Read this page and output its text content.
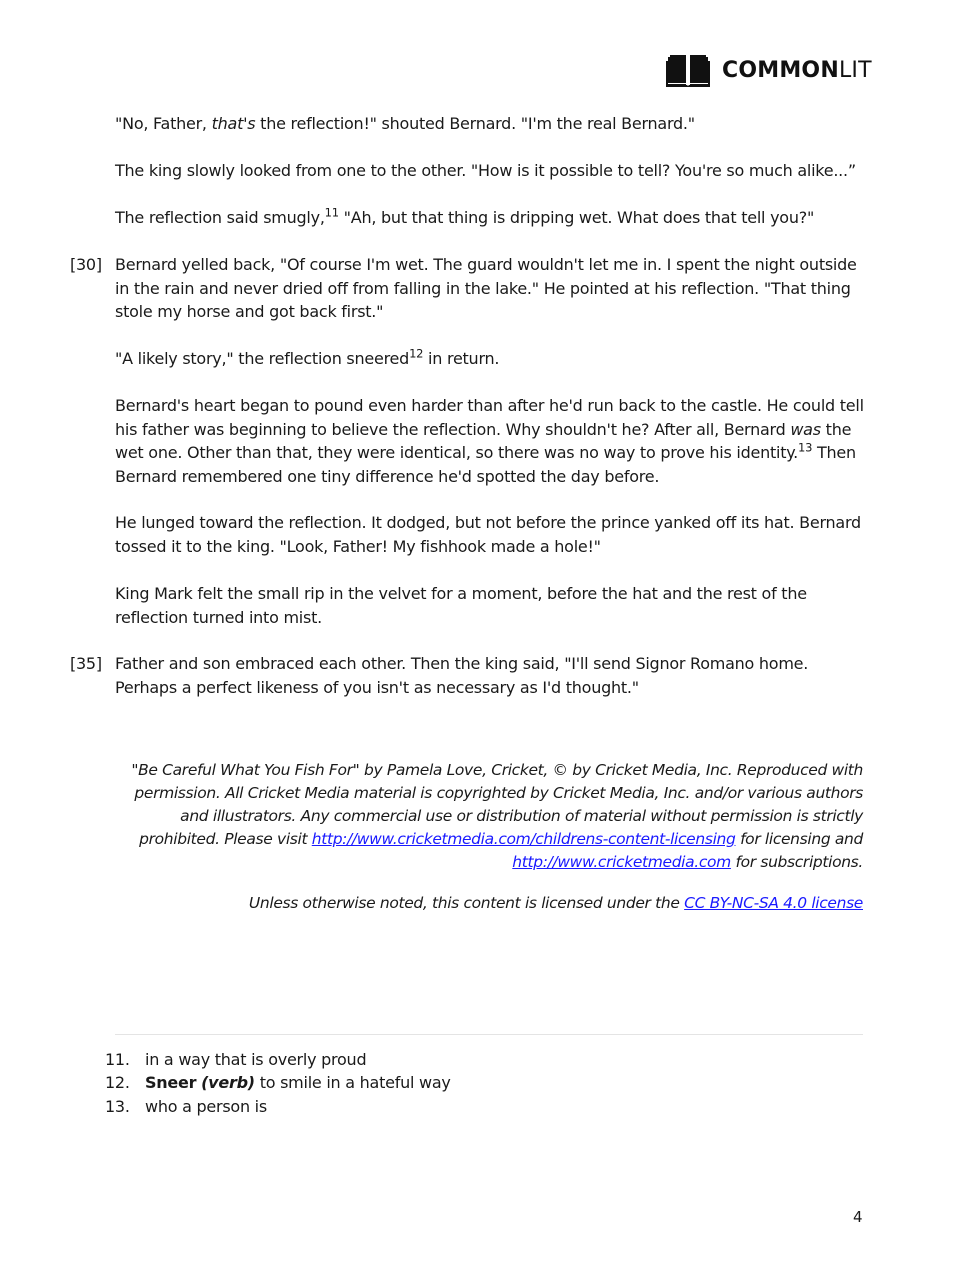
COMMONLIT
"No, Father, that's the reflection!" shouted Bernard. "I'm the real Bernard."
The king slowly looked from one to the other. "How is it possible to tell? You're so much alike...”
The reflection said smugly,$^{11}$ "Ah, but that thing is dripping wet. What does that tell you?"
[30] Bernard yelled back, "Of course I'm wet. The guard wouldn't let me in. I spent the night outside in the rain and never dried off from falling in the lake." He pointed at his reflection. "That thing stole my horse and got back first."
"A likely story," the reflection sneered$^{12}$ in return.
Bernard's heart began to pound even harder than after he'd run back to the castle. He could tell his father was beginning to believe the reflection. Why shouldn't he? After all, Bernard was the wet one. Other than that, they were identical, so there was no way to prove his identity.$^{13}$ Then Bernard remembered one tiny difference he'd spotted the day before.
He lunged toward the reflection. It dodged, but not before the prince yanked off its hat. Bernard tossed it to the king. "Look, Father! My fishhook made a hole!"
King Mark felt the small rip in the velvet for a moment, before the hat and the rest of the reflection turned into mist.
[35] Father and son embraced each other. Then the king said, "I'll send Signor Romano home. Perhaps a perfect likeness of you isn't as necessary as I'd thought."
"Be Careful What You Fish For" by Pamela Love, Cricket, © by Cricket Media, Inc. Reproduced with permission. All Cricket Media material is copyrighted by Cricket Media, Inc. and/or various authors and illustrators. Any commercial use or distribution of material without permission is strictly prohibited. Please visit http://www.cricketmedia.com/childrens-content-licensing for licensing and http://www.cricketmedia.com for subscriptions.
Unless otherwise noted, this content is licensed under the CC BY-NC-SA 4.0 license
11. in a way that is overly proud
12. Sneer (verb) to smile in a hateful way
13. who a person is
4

————

Write out every record above exactly as it stands, but leave out the pictures.

**Final result**
Read this page and output its text content.
COMMONLIT
"No, Father, that's the reflection!" shouted Bernard. "I'm the real Bernard."
The king slowly looked from one to the other. "How is it possible to tell? You're so much alike...”
The reflection said smugly,$^{11}$ "Ah, but that thing is dripping wet. What does that tell you?"
[30] Bernard yelled back, "Of course I'm wet. The guard wouldn't let me in. I spent the night outside in the rain and never dried off from falling in the lake." He pointed at his reflection. "That thing stole my horse and got back first."
"A likely story," the reflection sneered$^{12}$ in return.
Bernard's heart began to pound even harder than after he'd run back to the castle. He could tell his father was beginning to believe the reflection. Why shouldn't he? After all, Bernard was the wet one. Other than that, they were identical, so there was no way to prove his identity.$^{13}$ Then Bernard remembered one tiny difference he'd spotted the day before.
He lunged toward the reflection. It dodged, but not before the prince yanked off its hat. Bernard tossed it to the king. "Look, Father! My fishhook made a hole!"
King Mark felt the small rip in the velvet for a moment, before the hat and the rest of the reflection turned into mist.
[35] Father and son embraced each other. Then the king said, "I'll send Signor Romano home. Perhaps a perfect likeness of you isn't as necessary as I'd thought."
"Be Careful What You Fish For" by Pamela Love, Cricket, © by Cricket Media, Inc. Reproduced with permission. All Cricket Media material is copyrighted by Cricket Media, Inc. and/or various authors and illustrators. Any commercial use or distribution of material without permission is strictly prohibited. Please visit http://www.cricketmedia.com/childrens-content-licensing for licensing and http://www.cricketmedia.com for subscriptions.
Unless otherwise noted, this content is licensed under the CC BY-NC-SA 4.0 license
11. in a way that is overly proud
12. Sneer (verb) to smile in a hateful way
13. who a person is
4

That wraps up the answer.